> [Data to use]:
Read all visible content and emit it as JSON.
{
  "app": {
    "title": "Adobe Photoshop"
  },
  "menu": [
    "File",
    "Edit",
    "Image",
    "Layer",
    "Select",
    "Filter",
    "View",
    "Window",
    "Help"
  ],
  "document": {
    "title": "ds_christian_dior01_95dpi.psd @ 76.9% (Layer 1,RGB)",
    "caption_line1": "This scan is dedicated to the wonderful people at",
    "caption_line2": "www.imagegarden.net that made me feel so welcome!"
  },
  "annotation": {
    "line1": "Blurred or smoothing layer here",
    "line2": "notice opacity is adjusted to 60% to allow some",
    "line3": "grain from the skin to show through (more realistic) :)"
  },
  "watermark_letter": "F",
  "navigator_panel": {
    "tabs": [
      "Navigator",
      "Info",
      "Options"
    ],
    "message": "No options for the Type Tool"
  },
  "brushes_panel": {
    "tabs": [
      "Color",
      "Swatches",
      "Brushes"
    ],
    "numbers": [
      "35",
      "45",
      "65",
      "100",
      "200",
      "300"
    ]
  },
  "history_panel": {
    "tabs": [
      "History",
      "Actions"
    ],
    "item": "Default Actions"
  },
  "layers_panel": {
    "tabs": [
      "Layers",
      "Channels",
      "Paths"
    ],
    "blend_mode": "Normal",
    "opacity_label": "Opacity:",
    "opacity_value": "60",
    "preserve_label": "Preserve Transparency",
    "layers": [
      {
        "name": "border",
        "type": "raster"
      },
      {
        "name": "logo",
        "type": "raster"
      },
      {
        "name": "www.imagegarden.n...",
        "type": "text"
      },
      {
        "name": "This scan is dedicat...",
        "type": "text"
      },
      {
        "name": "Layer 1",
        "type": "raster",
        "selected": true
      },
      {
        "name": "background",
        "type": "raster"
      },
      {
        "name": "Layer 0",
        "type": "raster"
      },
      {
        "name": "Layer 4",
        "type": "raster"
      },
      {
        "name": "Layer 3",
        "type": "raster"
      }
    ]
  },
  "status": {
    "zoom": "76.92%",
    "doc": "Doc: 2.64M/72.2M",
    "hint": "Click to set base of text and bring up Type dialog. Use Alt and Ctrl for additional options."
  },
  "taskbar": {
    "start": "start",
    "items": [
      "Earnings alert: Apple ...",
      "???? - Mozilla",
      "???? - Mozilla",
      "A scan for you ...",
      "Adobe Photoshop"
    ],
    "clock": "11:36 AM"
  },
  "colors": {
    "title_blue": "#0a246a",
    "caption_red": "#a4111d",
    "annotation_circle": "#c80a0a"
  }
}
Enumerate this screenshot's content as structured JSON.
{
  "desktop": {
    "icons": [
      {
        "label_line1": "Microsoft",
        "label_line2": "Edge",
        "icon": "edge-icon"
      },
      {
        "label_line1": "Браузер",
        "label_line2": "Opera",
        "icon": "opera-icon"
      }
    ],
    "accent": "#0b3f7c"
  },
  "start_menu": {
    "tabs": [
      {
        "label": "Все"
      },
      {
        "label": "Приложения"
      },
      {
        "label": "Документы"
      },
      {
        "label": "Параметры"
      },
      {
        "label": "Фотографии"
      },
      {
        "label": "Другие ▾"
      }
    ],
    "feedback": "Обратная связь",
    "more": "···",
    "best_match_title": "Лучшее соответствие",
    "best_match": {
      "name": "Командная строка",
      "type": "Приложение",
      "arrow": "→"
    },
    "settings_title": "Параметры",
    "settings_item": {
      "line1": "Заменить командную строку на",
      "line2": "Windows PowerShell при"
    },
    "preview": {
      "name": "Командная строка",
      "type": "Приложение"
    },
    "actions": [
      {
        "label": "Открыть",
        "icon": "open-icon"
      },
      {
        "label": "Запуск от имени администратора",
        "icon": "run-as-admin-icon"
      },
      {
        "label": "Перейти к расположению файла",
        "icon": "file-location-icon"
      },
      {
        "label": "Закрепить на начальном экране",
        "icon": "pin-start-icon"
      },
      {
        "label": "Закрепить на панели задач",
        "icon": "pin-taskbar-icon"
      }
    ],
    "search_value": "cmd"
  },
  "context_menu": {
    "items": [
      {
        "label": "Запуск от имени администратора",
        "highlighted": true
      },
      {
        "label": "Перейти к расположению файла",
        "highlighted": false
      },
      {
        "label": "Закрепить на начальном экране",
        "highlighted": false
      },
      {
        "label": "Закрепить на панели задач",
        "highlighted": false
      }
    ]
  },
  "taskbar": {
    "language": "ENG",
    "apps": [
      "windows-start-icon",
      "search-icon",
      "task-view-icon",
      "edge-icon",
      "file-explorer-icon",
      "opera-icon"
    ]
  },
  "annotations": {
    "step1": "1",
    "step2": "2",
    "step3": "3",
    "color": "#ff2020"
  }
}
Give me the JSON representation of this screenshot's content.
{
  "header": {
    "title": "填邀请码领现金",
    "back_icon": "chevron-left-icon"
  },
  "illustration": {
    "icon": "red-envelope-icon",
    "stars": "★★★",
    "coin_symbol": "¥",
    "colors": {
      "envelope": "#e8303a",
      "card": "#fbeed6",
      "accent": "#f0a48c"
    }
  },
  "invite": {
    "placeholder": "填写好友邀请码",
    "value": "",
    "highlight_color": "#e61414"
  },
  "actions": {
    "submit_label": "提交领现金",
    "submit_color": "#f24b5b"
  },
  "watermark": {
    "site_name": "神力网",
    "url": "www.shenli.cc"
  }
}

> [Task description]: Word for word, write out the data.

> [Solution]:
Read all visible content and emit it as JSON.
{
  "app": {
    "title": "Adobe Photoshop"
  },
  "menu": [
    "File",
    "Edit",
    "Image",
    "Layer",
    "Select",
    "Filter",
    "View",
    "Window",
    "Help"
  ],
  "document": {
    "title": "ds_christian_dior01_95dpi.psd @ 76.9% (Layer 1,RGB)",
    "caption_line1": "This scan is dedicated to the wonderful people at",
    "caption_line2": "www.imagegarden.net that made me feel so welcome!"
  },
  "annotation": {
    "line1": "Blurred or smoothing layer here",
    "line2": "notice opacity is adjusted to 60% to allow some",
    "line3": "grain from the skin to show through (more realistic) :)"
  },
  "watermark_letter": "F",
  "navigator_panel": {
    "tabs": [
      "Navigator",
      "Info",
      "Options"
    ],
    "message": "No options for the Type Tool"
  },
  "brushes_panel": {
    "tabs": [
      "Color",
      "Swatches",
      "Brushes"
    ],
    "numbers": [
      "35",
      "45",
      "65",
      "100",
      "200",
      "300"
    ]
  },
  "history_panel": {
    "tabs": [
      "History",
      "Actions"
    ],
    "item": "Default Actions"
  },
  "layers_panel": {
    "tabs": [
      "Layers",
      "Channels",
      "Paths"
    ],
    "blend_mode": "Normal",
    "opacity_label": "Opacity:",
    "opacity_value": "60",
    "preserve_label": "Preserve Transparency",
    "layers": [
      {
        "name": "border",
        "type": "raster"
      },
      {
        "name": "logo",
        "type": "raster"
      },
      {
        "name": "www.imagegarden.n...",
        "type": "text"
      },
      {
        "name": "This scan is dedicat...",
        "type": "text"
      },
      {
        "name": "Layer 1",
        "type": "raster",
        "selected": true
      },
      {
        "name": "background",
        "type": "raster"
      },
      {
        "name": "Layer 0",
        "type": "raster"
      },
      {
        "name": "Layer 4",
        "type": "raster"
      },
      {
        "name": "Layer 3",
        "type": "raster"
      }
    ]
  },
  "status": {
    "zoom": "76.92%",
    "doc": "Doc: 2.64M/72.2M",
    "hint": "Click to set base of text and bring up Type dialog. Use Alt and Ctrl for additional options."
  },
  "taskbar": {
    "start": "start",
    "items": [
      "Earnings alert: Apple ...",
      "???? - Mozilla",
      "???? - Mozilla",
      "A scan for you ...",
      "Adobe Photoshop"
    ],
    "clock": "11:36 AM"
  },
  "colors": {
    "title_blue": "#0a246a",
    "caption_red": "#a4111d",
    "annotation_circle": "#c80a0a"
  }
}
Enumerate this screenshot's content as structured JSON.
{
  "desktop": {
    "icons": [
      {
        "label_line1": "Microsoft",
        "label_line2": "Edge",
        "icon": "edge-icon"
      },
      {
        "label_line1": "Браузер",
        "label_line2": "Opera",
        "icon": "opera-icon"
      }
    ],
    "accent": "#0b3f7c"
  },
  "start_menu": {
    "tabs": [
      {
        "label": "Все"
      },
      {
        "label": "Приложения"
      },
      {
        "label": "Документы"
      },
      {
        "label": "Параметры"
      },
      {
        "label": "Фотографии"
      },
      {
        "label": "Другие ▾"
      }
    ],
    "feedback": "Обратная связь",
    "more": "···",
    "best_match_title": "Лучшее соответствие",
    "best_match": {
      "name": "Командная строка",
      "type": "Приложение",
      "arrow": "→"
    },
    "settings_title": "Параметры",
    "settings_item": {
      "line1": "Заменить командную строку на",
      "line2": "Windows PowerShell при"
    },
    "preview": {
      "name": "Командная строка",
      "type": "Приложение"
    },
    "actions": [
      {
        "label": "Открыть",
        "icon": "open-icon"
      },
      {
        "label": "Запуск от имени администратора",
        "icon": "run-as-admin-icon"
      },
      {
        "label": "Перейти к расположению файла",
        "icon": "file-location-icon"
      },
      {
        "label": "Закрепить на начальном экране",
        "icon": "pin-start-icon"
      },
      {
        "label": "Закрепить на панели задач",
        "icon": "pin-taskbar-icon"
      }
    ],
    "search_value": "cmd"
  },
  "context_menu": {
    "items": [
      {
        "label": "Запуск от имени администратора",
        "highlighted": true
      },
      {
        "label": "Перейти к расположению файла",
        "highlighted": false
      },
      {
        "label": "Закрепить на начальном экране",
        "highlighted": false
      },
      {
        "label": "Закрепить на панели задач",
        "highlighted": false
      }
    ]
  },
  "taskbar": {
    "language": "ENG",
    "apps": [
      "windows-start-icon",
      "search-icon",
      "task-view-icon",
      "edge-icon",
      "file-explorer-icon",
      "opera-icon"
    ]
  },
  "annotations": {
    "step1": "1",
    "step2": "2",
    "step3": "3",
    "color": "#ff2020"
  }
}
Give me the JSON representation of this screenshot's content.
{
  "header": {
    "title": "填邀请码领现金",
    "back_icon": "chevron-left-icon"
  },
  "illustration": {
    "icon": "red-envelope-icon",
    "stars": "★★★",
    "coin_symbol": "¥",
    "colors": {
      "envelope": "#e8303a",
      "card": "#fbeed6",
      "accent": "#f0a48c"
    }
  },
  "invite": {
    "placeholder": "填写好友邀请码",
    "value": "",
    "highlight_color": "#e61414"
  },
  "actions": {
    "submit_label": "提交领现金",
    "submit_color": "#f24b5b"
  },
  "watermark": {
    "site_name": "神力网",
    "url": "www.shenli.cc"
  }
}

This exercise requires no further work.